Transcribe the data from the line containing "item-subtitle: Las apps" through the line containing "group-more: Más Bloqueo", both included, reproducing each line precisely.

┄┄┄┄┄┄┄┄┄┄

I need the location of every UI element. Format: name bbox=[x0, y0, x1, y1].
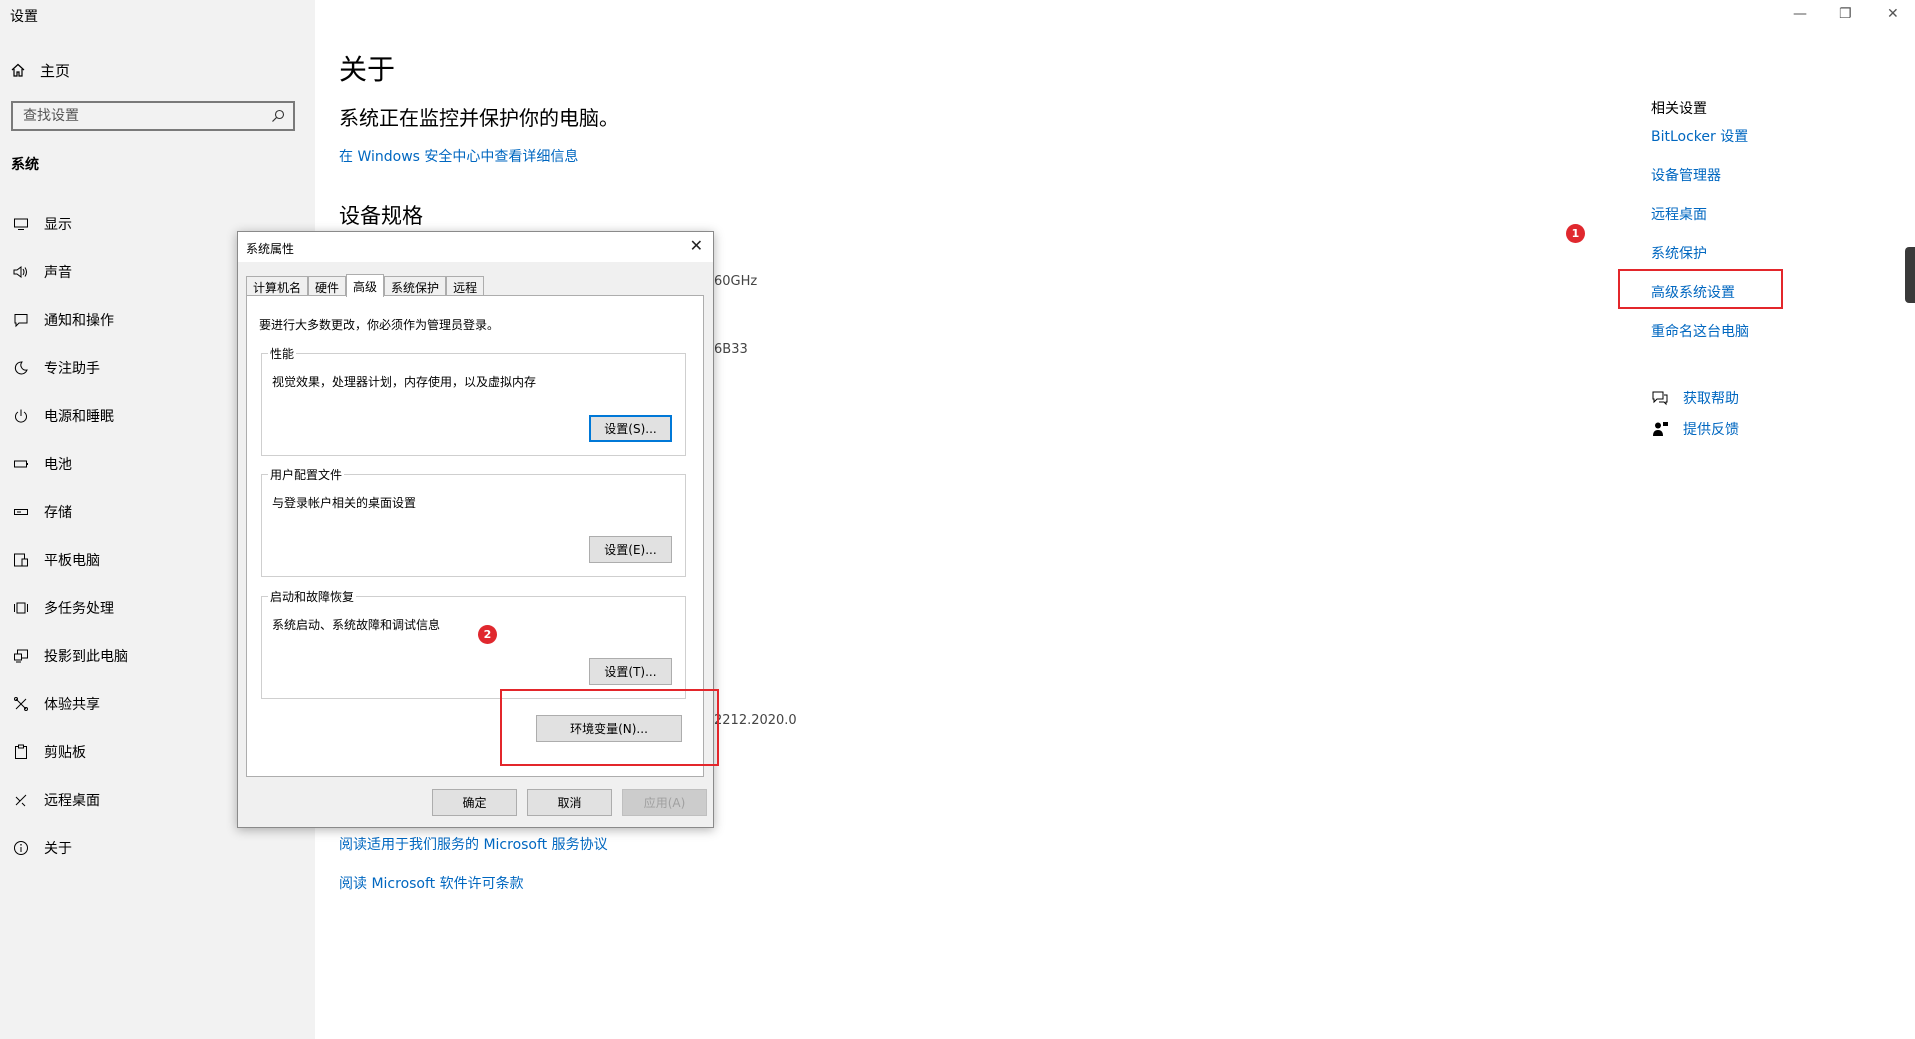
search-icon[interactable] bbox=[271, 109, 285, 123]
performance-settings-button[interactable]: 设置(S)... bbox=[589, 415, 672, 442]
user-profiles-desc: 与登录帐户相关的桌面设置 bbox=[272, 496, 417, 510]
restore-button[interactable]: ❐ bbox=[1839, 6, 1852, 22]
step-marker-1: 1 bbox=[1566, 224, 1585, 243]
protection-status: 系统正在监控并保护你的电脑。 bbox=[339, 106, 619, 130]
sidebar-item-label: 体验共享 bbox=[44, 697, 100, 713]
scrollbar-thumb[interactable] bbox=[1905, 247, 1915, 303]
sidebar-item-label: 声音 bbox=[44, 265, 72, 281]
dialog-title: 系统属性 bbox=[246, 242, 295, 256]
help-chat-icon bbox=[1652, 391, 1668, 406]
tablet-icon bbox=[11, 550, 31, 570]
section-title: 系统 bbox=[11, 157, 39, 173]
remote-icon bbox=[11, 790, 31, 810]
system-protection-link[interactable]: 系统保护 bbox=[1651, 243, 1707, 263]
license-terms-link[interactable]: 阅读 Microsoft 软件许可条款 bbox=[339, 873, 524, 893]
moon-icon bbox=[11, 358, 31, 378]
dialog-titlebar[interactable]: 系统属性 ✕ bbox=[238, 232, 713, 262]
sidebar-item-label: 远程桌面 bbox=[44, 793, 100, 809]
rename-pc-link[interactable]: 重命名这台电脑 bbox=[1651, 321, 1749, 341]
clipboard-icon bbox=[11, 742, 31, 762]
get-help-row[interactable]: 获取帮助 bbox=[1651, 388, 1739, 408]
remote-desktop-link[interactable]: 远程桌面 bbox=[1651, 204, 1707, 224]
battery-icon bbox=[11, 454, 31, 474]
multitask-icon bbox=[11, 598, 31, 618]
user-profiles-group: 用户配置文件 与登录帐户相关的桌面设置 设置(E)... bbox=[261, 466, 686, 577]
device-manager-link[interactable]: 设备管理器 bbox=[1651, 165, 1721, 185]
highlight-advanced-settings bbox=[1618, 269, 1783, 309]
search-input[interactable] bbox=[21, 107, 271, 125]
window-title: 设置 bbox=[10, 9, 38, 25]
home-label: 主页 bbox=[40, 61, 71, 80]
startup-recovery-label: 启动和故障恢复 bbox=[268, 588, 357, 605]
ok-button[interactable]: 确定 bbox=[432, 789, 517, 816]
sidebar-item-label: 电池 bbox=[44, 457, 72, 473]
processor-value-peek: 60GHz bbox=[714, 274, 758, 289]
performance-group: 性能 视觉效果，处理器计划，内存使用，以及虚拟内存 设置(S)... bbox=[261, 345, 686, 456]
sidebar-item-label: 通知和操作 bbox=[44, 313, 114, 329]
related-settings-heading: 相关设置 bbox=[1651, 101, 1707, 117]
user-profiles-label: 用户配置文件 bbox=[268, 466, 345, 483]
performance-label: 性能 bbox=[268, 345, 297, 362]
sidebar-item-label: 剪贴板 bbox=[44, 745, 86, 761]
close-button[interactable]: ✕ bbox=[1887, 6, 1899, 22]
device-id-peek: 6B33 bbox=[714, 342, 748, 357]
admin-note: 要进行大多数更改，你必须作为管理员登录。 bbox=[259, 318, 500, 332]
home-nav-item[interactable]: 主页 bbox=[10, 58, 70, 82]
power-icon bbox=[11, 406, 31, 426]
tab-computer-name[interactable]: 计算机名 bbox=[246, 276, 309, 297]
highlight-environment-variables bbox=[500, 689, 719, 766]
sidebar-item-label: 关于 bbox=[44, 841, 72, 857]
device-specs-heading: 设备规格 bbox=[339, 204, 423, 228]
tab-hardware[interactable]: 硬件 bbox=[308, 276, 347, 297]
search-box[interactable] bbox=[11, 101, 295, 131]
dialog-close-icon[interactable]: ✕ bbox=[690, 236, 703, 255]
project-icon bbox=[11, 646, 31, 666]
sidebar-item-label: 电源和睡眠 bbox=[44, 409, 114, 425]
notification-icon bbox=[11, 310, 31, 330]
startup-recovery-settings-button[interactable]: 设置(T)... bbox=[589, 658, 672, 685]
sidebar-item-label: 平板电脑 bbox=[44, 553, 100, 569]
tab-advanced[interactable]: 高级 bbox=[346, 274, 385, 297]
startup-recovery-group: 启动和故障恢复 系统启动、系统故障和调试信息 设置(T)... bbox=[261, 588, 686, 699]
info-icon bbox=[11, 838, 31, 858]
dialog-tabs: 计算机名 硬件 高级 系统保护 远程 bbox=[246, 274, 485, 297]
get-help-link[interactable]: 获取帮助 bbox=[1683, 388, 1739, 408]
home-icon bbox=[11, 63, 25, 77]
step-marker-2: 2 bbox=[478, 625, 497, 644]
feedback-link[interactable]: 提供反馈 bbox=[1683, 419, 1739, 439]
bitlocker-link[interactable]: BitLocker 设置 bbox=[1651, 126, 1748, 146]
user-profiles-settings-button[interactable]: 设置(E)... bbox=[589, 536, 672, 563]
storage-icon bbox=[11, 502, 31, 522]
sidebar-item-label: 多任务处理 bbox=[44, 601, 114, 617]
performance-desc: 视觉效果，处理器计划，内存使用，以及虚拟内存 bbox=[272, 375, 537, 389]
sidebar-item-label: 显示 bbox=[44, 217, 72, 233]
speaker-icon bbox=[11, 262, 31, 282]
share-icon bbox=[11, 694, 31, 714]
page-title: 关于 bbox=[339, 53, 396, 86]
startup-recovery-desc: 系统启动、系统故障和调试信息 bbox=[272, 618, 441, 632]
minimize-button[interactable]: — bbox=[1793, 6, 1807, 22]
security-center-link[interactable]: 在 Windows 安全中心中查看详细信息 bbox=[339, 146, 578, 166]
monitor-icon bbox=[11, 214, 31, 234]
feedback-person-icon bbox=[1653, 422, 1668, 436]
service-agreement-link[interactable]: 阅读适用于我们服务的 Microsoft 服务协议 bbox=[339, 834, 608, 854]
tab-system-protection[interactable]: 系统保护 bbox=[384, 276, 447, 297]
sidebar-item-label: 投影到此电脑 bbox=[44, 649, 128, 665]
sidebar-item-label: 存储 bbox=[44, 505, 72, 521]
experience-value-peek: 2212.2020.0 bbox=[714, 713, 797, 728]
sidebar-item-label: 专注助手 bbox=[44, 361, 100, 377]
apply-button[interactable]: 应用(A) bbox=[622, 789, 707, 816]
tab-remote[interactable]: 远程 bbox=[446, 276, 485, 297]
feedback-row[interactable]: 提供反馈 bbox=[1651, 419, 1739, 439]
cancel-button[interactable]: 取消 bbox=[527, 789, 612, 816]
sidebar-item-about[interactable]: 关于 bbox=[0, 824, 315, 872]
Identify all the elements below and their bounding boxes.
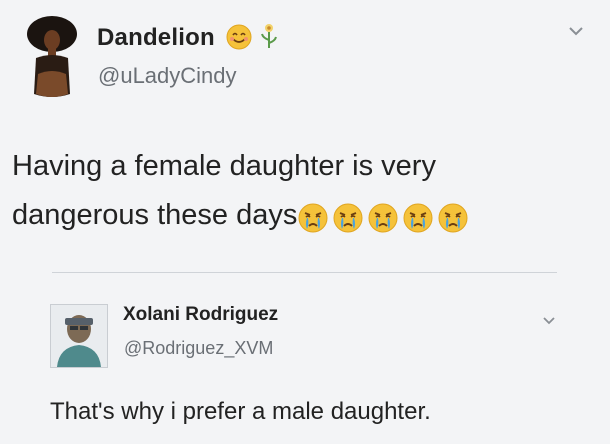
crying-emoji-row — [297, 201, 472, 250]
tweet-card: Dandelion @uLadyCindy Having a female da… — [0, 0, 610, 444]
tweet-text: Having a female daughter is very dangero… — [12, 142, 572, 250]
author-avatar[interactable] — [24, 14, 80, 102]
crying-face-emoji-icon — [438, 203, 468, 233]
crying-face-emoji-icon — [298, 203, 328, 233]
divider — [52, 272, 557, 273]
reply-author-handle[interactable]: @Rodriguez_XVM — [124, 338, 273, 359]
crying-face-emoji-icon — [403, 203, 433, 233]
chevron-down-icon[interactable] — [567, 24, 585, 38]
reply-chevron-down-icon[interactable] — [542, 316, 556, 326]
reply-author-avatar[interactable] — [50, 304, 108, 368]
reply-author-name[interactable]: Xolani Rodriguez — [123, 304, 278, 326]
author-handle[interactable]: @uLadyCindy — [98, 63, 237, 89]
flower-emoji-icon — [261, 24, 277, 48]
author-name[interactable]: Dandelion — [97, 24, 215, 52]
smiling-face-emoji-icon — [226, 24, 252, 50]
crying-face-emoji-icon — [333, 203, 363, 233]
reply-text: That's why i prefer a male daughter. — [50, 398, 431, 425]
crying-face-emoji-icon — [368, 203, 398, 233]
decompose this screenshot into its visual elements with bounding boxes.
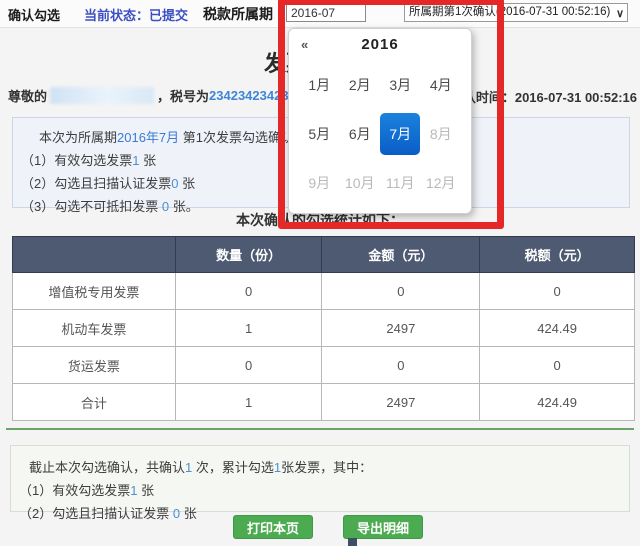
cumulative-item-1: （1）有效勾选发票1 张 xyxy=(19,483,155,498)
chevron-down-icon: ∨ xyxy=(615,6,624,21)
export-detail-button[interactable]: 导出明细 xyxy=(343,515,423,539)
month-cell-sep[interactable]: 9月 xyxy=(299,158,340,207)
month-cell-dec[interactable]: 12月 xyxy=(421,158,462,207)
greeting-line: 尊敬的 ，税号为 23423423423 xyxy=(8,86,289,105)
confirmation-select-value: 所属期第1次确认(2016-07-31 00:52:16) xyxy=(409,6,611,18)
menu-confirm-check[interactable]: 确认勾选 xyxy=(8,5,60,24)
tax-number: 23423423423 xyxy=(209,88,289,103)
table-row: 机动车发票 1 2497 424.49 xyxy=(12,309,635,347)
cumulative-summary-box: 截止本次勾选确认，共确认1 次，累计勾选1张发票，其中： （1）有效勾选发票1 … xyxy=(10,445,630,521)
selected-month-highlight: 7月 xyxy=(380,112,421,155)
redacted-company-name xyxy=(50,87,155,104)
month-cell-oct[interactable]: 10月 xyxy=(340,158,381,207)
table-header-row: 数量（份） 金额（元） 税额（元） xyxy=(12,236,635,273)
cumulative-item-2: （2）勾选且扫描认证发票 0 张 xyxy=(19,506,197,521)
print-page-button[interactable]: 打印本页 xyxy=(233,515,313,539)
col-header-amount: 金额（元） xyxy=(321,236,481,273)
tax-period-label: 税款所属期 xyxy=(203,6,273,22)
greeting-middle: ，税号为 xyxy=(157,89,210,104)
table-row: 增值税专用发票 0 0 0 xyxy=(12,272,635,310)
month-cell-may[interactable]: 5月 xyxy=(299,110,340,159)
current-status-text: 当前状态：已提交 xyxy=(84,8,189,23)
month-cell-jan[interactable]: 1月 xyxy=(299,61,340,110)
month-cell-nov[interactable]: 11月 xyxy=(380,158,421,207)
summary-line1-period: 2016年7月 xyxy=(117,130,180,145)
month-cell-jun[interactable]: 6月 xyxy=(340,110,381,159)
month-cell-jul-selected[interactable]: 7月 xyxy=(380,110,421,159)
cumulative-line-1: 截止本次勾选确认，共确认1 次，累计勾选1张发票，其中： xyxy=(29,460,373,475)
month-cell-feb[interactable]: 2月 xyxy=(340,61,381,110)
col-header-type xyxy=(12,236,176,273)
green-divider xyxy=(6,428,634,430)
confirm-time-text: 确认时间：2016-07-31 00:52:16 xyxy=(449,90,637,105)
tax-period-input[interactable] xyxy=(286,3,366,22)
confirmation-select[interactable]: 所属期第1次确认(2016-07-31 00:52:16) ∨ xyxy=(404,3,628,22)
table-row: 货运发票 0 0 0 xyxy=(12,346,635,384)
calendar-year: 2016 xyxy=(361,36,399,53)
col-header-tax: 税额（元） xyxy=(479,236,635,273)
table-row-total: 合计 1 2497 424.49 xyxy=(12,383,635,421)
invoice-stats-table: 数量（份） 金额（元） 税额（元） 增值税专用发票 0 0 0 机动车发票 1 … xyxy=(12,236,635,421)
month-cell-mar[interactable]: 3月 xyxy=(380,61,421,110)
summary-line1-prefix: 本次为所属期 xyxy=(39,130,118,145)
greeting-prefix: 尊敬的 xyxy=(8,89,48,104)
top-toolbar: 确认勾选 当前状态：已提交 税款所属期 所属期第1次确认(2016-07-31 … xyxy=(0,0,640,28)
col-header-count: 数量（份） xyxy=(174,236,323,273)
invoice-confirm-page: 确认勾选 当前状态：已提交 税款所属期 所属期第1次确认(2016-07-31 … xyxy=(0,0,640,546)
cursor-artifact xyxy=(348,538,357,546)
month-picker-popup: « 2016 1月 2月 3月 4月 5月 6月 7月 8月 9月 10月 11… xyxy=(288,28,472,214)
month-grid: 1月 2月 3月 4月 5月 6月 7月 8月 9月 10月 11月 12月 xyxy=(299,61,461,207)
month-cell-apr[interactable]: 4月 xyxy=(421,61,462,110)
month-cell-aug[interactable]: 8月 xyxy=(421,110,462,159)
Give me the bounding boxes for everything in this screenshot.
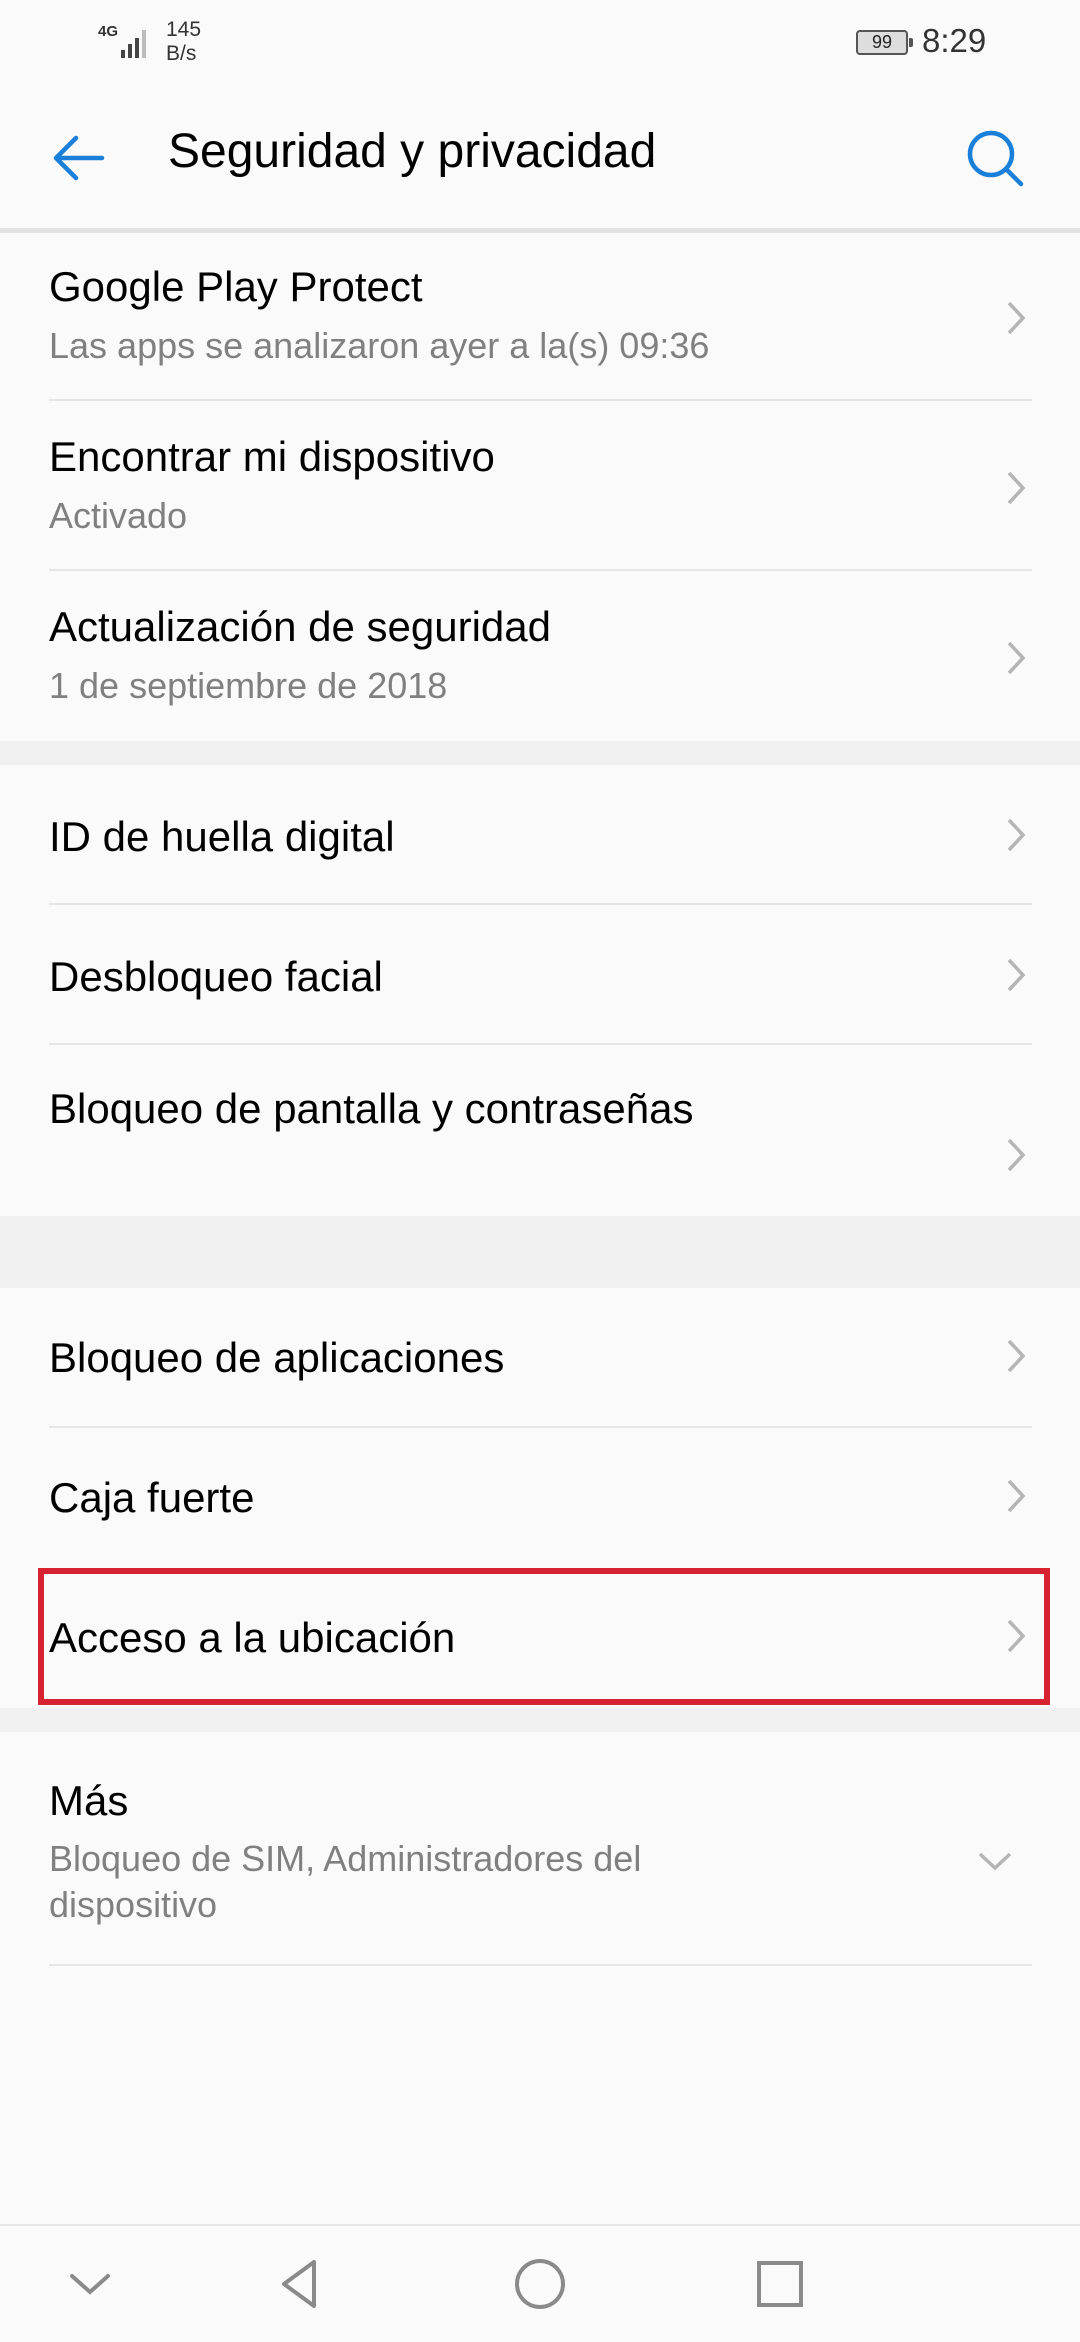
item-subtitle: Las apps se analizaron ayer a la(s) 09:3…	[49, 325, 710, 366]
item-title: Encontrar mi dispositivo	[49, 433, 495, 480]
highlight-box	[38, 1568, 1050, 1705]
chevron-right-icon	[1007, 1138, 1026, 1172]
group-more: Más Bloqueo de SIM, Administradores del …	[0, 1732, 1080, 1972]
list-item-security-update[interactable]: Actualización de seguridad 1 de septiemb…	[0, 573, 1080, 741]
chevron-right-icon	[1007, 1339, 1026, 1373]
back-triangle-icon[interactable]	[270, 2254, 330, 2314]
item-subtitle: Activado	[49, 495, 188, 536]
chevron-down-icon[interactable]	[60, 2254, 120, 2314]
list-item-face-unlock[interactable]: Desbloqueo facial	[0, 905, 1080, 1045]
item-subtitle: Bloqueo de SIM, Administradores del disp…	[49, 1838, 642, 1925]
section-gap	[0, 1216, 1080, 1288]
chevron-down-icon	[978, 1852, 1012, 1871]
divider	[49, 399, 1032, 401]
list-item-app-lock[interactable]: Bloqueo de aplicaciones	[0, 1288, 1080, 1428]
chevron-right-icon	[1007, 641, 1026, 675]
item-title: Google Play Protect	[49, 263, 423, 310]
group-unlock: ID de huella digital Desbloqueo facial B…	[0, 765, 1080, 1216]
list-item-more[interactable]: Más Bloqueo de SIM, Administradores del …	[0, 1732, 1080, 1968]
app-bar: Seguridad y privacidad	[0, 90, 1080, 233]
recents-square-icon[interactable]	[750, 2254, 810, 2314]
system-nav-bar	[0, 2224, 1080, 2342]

┄┄┄┄┄┄┄┄┄┄

Complete answer:
item-subtitle: Las apps se analizaron ayer a la(s) 09:3…	[49, 325, 710, 366]
item-title: Encontrar mi dispositivo	[49, 433, 495, 480]
highlight-box	[38, 1568, 1050, 1705]
chevron-right-icon	[1007, 1138, 1026, 1172]
group-more: Más Bloqueo de SIM, Administradores del …	[0, 1732, 1080, 1972]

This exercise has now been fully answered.